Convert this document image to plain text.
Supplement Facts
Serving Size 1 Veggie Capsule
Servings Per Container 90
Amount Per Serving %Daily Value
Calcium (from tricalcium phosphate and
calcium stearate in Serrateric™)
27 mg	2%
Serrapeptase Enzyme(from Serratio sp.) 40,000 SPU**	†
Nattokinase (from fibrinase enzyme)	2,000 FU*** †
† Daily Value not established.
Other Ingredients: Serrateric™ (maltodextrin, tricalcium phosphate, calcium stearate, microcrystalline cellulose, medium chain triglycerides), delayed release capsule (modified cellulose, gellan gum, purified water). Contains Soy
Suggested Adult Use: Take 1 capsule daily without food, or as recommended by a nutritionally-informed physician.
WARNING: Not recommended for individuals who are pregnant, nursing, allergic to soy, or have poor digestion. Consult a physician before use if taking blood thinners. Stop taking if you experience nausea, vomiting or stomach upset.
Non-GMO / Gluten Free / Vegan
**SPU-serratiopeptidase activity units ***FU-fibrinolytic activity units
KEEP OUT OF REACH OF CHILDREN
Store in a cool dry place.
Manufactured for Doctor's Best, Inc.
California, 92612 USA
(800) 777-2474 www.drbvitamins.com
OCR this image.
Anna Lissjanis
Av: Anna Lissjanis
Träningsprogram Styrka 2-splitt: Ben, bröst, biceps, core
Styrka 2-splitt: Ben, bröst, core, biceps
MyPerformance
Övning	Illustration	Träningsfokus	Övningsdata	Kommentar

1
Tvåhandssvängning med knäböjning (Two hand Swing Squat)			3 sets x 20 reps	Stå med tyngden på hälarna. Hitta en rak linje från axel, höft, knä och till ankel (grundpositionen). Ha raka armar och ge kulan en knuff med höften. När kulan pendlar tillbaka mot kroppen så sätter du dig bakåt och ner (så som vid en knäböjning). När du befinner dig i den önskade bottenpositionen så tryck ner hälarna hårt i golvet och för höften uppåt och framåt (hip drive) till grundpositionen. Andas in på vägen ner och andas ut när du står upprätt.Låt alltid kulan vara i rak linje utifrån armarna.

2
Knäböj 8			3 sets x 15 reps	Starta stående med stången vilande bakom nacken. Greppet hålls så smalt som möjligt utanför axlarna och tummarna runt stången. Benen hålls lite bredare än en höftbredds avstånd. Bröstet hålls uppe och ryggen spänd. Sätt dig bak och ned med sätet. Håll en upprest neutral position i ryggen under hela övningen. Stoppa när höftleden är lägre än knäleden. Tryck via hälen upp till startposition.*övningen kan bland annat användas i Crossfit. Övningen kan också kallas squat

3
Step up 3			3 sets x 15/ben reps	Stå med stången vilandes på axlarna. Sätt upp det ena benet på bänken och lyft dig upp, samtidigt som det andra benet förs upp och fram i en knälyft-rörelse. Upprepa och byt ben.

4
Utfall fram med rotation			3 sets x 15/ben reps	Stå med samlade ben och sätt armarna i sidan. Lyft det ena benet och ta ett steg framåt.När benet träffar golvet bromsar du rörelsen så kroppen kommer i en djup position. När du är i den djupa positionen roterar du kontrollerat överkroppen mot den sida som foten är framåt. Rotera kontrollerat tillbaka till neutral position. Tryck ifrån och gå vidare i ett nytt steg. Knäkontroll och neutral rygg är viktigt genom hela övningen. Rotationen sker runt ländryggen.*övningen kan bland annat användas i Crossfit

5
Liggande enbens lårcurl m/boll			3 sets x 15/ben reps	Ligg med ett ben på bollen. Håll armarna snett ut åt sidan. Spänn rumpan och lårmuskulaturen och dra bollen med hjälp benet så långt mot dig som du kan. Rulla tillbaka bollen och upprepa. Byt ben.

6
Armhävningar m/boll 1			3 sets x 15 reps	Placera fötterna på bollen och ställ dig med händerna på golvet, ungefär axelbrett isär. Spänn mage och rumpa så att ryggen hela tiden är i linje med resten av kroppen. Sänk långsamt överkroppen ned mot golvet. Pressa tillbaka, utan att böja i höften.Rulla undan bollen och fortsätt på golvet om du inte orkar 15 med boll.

» Problem details: The data must be given again in full. Keep every line identical.

» Answer space:
Convert this document image to plain text.
Supplement Facts
Serving Size 1 Veggie Capsule
Servings Per Container 90
Amount Per Serving %Daily Value
Calcium (from tricalcium phosphate and
calcium stearate in Serrateric™)
27 mg	2%
Serrapeptase Enzyme(from Serratio sp.) 40,000 SPU**	†
Nattokinase (from fibrinase enzyme)	2,000 FU*** †
† Daily Value not established.
Other Ingredients: Serrateric™ (maltodextrin, tricalcium phosphate, calcium stearate, microcrystalline cellulose, medium chain triglycerides), delayed release capsule (modified cellulose, gellan gum, purified water). Contains Soy
Suggested Adult Use: Take 1 capsule daily without food, or as recommended by a nutritionally-informed physician.
WARNING: Not recommended for individuals who are pregnant, nursing, allergic to soy, or have poor digestion. Consult a physician before use if taking blood thinners. Stop taking if you experience nausea, vomiting or stomach upset.
Non-GMO / Gluten Free / Vegan
**SPU-serratiopeptidase activity units ***FU-fibrinolytic activity units
KEEP OUT OF REACH OF CHILDREN
Store in a cool dry place.
Manufactured for Doctor's Best, Inc.
California, 92612 USA
(800) 777-2474 www.drbvitamins.com
OCR this image.
Anna Lissjanis
Av: Anna Lissjanis
Träningsprogram Styrka 2-splitt: Ben, bröst, biceps, core
Styrka 2-splitt: Ben, bröst, core, biceps
MyPerformance
Övning	Illustration	Träningsfokus	Övningsdata	Kommentar

1
Tvåhandssvängning med knäböjning (Two hand Swing Squat)			3 sets x 20 reps	Stå med tyngden på hälarna. Hitta en rak linje från axel, höft, knä och till ankel (grundpositionen). Ha raka armar och ge kulan en knuff med höften. När kulan pendlar tillbaka mot kroppen så sätter du dig bakåt och ner (så som vid en knäböjning). När du befinner dig i den önskade bottenpositionen så tryck ner hälarna hårt i golvet och för höften uppåt och framåt (hip drive) till grundpositionen. Andas in på vägen ner och andas ut när du står upprätt.Låt alltid kulan vara i rak linje utifrån armarna.

2
Knäböj 8			3 sets x 15 reps	Starta stående med stången vilande bakom nacken. Greppet hålls så smalt som möjligt utanför axlarna och tummarna runt stången. Benen hålls lite bredare än en höftbredds avstånd. Bröstet hålls uppe och ryggen spänd. Sätt dig bak och ned med sätet. Håll en upprest neutral position i ryggen under hela övningen. Stoppa när höftleden är lägre än knäleden. Tryck via hälen upp till startposition.*övningen kan bland annat användas i Crossfit. Övningen kan också kallas squat

3
Step up 3			3 sets x 15/ben reps	Stå med stången vilandes på axlarna. Sätt upp det ena benet på bänken och lyft dig upp, samtidigt som det andra benet förs upp och fram i en knälyft-rörelse. Upprepa och byt ben.

4
Utfall fram med rotation			3 sets x 15/ben reps	Stå med samlade ben och sätt armarna i sidan. Lyft det ena benet och ta ett steg framåt.När benet träffar golvet bromsar du rörelsen så kroppen kommer i en djup position. När du är i den djupa positionen roterar du kontrollerat överkroppen mot den sida som foten är framåt. Rotera kontrollerat tillbaka till neutral position. Tryck ifrån och gå vidare i ett nytt steg. Knäkontroll och neutral rygg är viktigt genom hela övningen. Rotationen sker runt ländryggen.*övningen kan bland annat användas i Crossfit

5
Liggande enbens lårcurl m/boll			3 sets x 15/ben reps	Ligg med ett ben på bollen. Håll armarna snett ut åt sidan. Spänn rumpan och lårmuskulaturen och dra bollen med hjälp benet så långt mot dig som du kan. Rulla tillbaka bollen och upprepa. Byt ben.

6
Armhävningar m/boll 1			3 sets x 15 reps	Placera fötterna på bollen och ställ dig med händerna på golvet, ungefär axelbrett isär. Spänn mage och rumpa så att ryggen hela tiden är i linje med resten av kroppen. Sänk långsamt överkroppen ned mot golvet. Pressa tillbaka, utan att böja i höften.Rulla undan bollen och fortsätt på golvet om du inte orkar 15 med boll.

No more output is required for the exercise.